- DATA SHOWN:
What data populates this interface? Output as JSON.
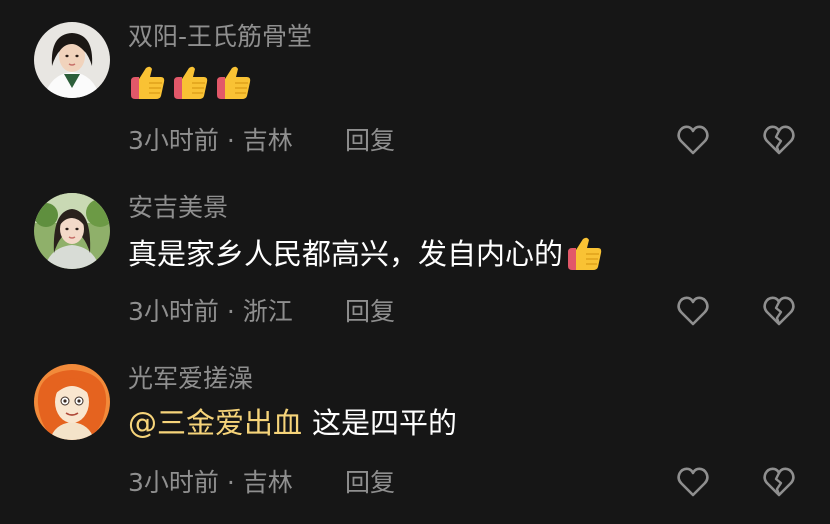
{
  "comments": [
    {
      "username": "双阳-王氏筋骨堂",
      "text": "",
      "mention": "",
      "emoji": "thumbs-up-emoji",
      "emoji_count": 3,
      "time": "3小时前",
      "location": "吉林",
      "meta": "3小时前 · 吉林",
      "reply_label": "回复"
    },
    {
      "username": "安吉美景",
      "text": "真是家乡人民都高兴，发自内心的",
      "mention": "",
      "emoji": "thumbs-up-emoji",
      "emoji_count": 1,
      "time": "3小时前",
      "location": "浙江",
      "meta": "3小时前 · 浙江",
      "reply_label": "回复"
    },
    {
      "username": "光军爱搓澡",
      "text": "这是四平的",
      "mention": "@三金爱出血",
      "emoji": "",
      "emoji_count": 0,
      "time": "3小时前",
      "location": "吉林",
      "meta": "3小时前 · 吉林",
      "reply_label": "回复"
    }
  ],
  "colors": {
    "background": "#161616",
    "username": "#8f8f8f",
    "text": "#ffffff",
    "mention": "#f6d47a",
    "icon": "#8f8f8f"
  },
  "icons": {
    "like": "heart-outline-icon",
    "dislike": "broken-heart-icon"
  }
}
--
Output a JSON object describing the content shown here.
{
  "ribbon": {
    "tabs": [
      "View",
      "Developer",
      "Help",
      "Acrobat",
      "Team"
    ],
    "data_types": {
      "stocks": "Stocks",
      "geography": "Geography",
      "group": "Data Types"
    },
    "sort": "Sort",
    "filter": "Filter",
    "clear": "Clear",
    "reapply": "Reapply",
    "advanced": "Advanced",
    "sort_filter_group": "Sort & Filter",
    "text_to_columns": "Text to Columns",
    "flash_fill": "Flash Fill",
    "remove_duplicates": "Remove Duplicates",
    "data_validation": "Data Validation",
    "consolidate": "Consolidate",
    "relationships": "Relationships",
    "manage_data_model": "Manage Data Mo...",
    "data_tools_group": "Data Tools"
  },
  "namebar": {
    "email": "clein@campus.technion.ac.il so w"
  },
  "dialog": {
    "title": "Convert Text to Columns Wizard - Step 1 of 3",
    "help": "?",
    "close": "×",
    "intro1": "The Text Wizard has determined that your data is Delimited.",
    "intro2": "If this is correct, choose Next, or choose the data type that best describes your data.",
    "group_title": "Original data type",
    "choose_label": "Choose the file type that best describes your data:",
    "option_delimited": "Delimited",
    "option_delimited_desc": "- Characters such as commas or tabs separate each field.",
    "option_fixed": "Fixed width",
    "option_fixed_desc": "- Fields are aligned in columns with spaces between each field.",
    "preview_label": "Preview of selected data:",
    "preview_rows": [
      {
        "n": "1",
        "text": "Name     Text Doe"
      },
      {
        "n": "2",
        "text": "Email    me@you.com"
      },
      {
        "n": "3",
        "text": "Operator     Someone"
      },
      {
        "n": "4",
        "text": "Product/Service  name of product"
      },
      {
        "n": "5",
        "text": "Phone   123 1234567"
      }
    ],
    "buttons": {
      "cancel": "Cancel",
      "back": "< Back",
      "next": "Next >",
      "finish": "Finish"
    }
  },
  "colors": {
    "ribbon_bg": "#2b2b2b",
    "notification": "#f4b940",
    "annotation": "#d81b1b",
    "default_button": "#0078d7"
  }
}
--
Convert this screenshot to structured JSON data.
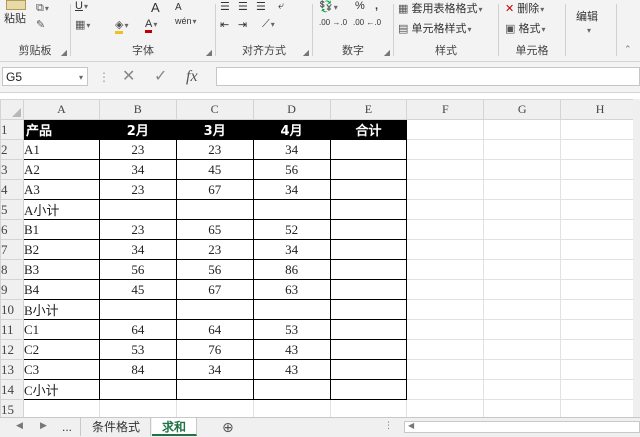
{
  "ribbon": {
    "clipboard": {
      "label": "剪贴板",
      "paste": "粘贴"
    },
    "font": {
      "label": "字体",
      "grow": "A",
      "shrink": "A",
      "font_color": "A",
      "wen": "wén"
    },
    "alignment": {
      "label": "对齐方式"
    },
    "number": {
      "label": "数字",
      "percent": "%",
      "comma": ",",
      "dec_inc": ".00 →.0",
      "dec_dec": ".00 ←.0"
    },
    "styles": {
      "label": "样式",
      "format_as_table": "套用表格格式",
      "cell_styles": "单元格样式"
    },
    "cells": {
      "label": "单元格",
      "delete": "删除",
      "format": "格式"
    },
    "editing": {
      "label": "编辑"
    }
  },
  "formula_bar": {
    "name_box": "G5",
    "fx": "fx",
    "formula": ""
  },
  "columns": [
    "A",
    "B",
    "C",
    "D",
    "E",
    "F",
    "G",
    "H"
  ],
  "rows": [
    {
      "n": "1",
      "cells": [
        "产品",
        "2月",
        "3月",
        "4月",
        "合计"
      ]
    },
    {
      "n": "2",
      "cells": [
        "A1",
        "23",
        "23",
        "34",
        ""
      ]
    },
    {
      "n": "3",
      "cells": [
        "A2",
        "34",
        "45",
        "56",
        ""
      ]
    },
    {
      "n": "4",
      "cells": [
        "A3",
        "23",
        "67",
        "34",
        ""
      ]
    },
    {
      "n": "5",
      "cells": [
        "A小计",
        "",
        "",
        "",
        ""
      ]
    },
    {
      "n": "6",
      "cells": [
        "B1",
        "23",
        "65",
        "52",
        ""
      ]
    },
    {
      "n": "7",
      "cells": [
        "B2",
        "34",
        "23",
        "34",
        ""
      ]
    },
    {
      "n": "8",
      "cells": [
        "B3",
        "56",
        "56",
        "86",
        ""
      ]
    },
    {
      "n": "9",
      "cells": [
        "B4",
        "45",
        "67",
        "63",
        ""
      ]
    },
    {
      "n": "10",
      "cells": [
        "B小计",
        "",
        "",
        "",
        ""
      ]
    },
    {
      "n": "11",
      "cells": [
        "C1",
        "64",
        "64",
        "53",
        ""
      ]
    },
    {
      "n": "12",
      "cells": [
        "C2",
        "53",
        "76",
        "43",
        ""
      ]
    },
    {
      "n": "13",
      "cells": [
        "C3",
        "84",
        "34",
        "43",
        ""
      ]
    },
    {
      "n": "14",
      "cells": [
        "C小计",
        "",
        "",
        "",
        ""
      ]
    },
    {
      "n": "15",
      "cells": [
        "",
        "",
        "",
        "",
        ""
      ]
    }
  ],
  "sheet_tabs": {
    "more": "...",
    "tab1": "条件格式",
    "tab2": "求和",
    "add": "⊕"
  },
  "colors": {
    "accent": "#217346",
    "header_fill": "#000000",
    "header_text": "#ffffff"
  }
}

- EXERCISE PROMPT:
In the records above, find each line with the word "this" and copy it.

- OUTPUT:
What data populates this interface? Output as JSON.
    "intro2": "If this is correct, choose Next, or choose the data type that best describes your data.",
Convert this screenshot to structured JSON data.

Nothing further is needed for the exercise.